[START THE INPUT]

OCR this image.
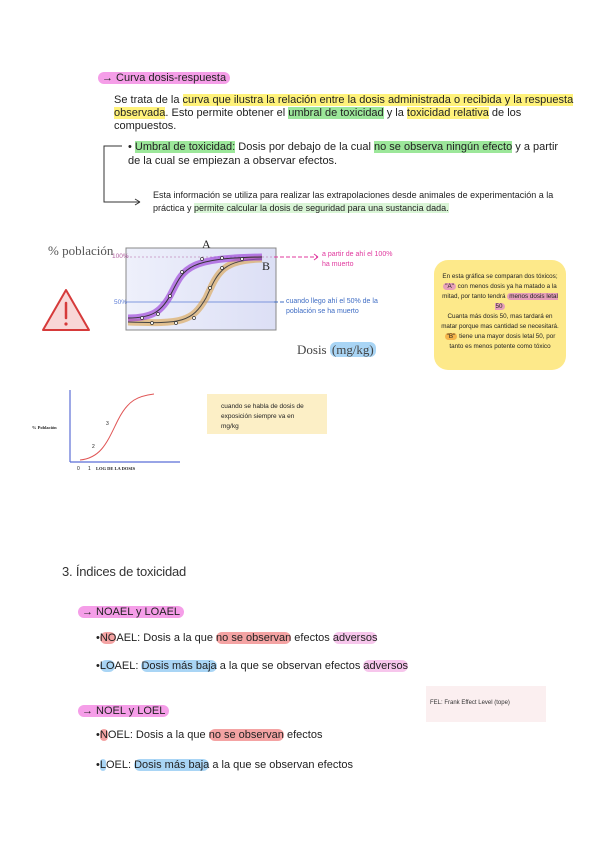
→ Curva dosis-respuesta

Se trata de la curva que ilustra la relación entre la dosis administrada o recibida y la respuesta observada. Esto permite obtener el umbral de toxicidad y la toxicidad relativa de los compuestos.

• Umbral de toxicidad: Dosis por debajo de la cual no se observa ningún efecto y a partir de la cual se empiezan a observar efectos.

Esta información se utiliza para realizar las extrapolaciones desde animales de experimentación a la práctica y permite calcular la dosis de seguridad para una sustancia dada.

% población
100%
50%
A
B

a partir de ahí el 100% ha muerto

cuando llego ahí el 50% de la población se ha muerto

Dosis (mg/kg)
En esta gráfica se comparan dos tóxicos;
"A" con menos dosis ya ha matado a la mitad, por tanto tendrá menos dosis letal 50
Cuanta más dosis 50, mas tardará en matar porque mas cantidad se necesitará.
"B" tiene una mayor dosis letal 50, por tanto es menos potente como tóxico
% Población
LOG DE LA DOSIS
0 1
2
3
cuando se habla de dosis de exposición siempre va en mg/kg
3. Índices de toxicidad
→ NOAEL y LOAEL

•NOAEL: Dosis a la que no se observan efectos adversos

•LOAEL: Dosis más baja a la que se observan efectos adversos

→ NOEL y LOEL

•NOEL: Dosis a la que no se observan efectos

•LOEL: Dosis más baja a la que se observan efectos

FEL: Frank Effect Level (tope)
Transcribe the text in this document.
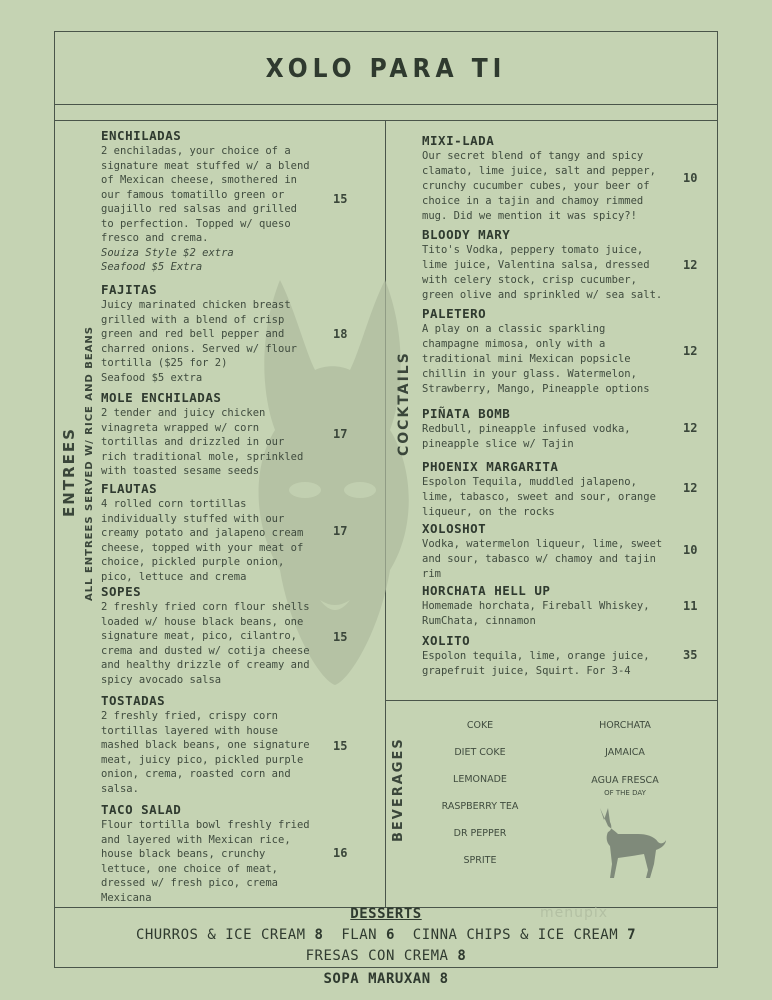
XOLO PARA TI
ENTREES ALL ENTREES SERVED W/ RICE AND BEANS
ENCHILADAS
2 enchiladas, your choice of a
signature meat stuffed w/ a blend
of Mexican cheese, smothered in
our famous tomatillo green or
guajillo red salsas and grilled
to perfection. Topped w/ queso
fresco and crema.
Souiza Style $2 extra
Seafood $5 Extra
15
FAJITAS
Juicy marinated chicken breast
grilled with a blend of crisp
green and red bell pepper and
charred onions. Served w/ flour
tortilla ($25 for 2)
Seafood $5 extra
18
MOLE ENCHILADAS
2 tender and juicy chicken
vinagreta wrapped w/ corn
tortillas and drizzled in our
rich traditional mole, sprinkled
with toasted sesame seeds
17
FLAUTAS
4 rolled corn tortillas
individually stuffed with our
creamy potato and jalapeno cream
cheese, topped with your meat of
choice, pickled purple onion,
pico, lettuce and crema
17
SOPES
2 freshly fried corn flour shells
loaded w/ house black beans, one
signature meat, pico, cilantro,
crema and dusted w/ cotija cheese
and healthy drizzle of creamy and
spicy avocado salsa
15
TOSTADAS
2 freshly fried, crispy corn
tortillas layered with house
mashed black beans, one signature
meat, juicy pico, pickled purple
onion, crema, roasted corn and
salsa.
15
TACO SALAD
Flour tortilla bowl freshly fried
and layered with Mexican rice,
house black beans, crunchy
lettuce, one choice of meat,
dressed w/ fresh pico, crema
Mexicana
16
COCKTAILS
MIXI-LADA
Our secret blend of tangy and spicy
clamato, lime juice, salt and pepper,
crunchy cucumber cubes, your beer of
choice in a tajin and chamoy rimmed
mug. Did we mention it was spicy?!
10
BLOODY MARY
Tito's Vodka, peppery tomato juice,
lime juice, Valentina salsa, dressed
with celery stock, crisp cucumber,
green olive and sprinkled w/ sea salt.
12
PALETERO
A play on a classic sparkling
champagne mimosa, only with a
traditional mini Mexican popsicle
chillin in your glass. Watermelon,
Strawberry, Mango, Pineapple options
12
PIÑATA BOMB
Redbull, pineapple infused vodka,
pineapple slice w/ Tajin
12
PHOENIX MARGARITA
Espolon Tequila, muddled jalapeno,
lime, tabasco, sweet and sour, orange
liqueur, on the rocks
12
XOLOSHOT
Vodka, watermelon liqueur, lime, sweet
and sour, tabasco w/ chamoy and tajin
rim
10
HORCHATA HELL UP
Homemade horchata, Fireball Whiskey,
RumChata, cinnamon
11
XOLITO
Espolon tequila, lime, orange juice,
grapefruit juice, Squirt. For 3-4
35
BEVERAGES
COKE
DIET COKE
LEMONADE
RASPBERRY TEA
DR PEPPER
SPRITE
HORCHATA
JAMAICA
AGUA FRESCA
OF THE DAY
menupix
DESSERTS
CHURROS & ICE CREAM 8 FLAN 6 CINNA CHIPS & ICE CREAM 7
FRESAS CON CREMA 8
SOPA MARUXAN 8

[END THE INPUT]

> _SET EXERCISE_: Leave out the pictures and repeat everything else in the records exactly.

> _ANSWER TO THE EXERCISE_:
OCR this image.
→ Curva dosis-respuesta

Se trata de la curva que ilustra la relación entre la dosis administrada o recibida y la respuesta observada. Esto permite obtener el umbral de toxicidad y la toxicidad relativa de los compuestos.

• Umbral de toxicidad: Dosis por debajo de la cual no se observa ningún efecto y a partir de la cual se empiezan a observar efectos.

Esta información se utiliza para realizar las extrapolaciones desde animales de experimentación a la práctica y permite calcular la dosis de seguridad para una sustancia dada.

% población
100%
50%
A
B

a partir de ahí el 100% ha muerto

cuando llego ahí el 50% de la población se ha muerto

Dosis (mg/kg)
En esta gráfica se comparan dos tóxicos;
"A" con menos dosis ya ha matado a la mitad, por tanto tendrá menos dosis letal 50
Cuanta más dosis 50, mas tardará en matar porque mas cantidad se necesitará.
"B" tiene una mayor dosis letal 50, por tanto es menos potente como tóxico
% Población
LOG DE LA DOSIS
0 1
2
3
cuando se habla de dosis de exposición siempre va en mg/kg
3. Índices de toxicidad
→ NOAEL y LOAEL

•NOAEL: Dosis a la que no se observan efectos adversos

•LOAEL: Dosis más baja a la que se observan efectos adversos

→ NOEL y LOEL

•NOEL: Dosis a la que no se observan efectos

•LOEL: Dosis más baja a la que se observan efectos

FEL: Frank Effect Level (tope)
Transcribe the text in this document.
XOLO PARA TI
ENTREES ALL ENTREES SERVED W/ RICE AND BEANS
ENCHILADAS
2 enchiladas, your choice of a
signature meat stuffed w/ a blend
of Mexican cheese, smothered in
our famous tomatillo green or
guajillo red salsas and grilled
to perfection. Topped w/ queso
fresco and crema.
Souiza Style $2 extra
Seafood $5 Extra
15
FAJITAS
Juicy marinated chicken breast
grilled with a blend of crisp
green and red bell pepper and
charred onions. Served w/ flour
tortilla ($25 for 2)
Seafood $5 extra
18
MOLE ENCHILADAS
2 tender and juicy chicken
vinagreta wrapped w/ corn
tortillas and drizzled in our
rich traditional mole, sprinkled
with toasted sesame seeds
17
FLAUTAS
4 rolled corn tortillas
individually stuffed with our
creamy potato and jalapeno cream
cheese, topped with your meat of
choice, pickled purple onion,
pico, lettuce and crema
17
SOPES
2 freshly fried corn flour shells
loaded w/ house black beans, one
signature meat, pico, cilantro,
crema and dusted w/ cotija cheese
and healthy drizzle of creamy and
spicy avocado salsa
15
TOSTADAS
2 freshly fried, crispy corn
tortillas layered with house
mashed black beans, one signature
meat, juicy pico, pickled purple
onion, crema, roasted corn and
salsa.
15
TACO SALAD
Flour tortilla bowl freshly fried
and layered with Mexican rice,
house black beans, crunchy
lettuce, one choice of meat,
dressed w/ fresh pico, crema
Mexicana
16
COCKTAILS
MIXI-LADA
Our secret blend of tangy and spicy
clamato, lime juice, salt and pepper,
crunchy cucumber cubes, your beer of
choice in a tajin and chamoy rimmed
mug. Did we mention it was spicy?!
10
BLOODY MARY
Tito's Vodka, peppery tomato juice,
lime juice, Valentina salsa, dressed
with celery stock, crisp cucumber,
green olive and sprinkled w/ sea salt.
12
PALETERO
A play on a classic sparkling
champagne mimosa, only with a
traditional mini Mexican popsicle
chillin in your glass. Watermelon,
Strawberry, Mango, Pineapple options
12
PIÑATA BOMB
Redbull, pineapple infused vodka,
pineapple slice w/ Tajin
12
PHOENIX MARGARITA
Espolon Tequila, muddled jalapeno,
lime, tabasco, sweet and sour, orange
liqueur, on the rocks
12
XOLOSHOT
Vodka, watermelon liqueur, lime, sweet
and sour, tabasco w/ chamoy and tajin
rim
10
HORCHATA HELL UP
Homemade horchata, Fireball Whiskey,
RumChata, cinnamon
11
XOLITO
Espolon tequila, lime, orange juice,
grapefruit juice, Squirt. For 3-4
35
BEVERAGES
COKE
DIET COKE
LEMONADE
RASPBERRY TEA
DR PEPPER
SPRITE
HORCHATA
JAMAICA
AGUA FRESCA
OF THE DAY
menupix
DESSERTS
CHURROS & ICE CREAM 8 FLAN 6 CINNA CHIPS & ICE CREAM 7
FRESAS CON CREMA 8
SOPA MARUXAN 8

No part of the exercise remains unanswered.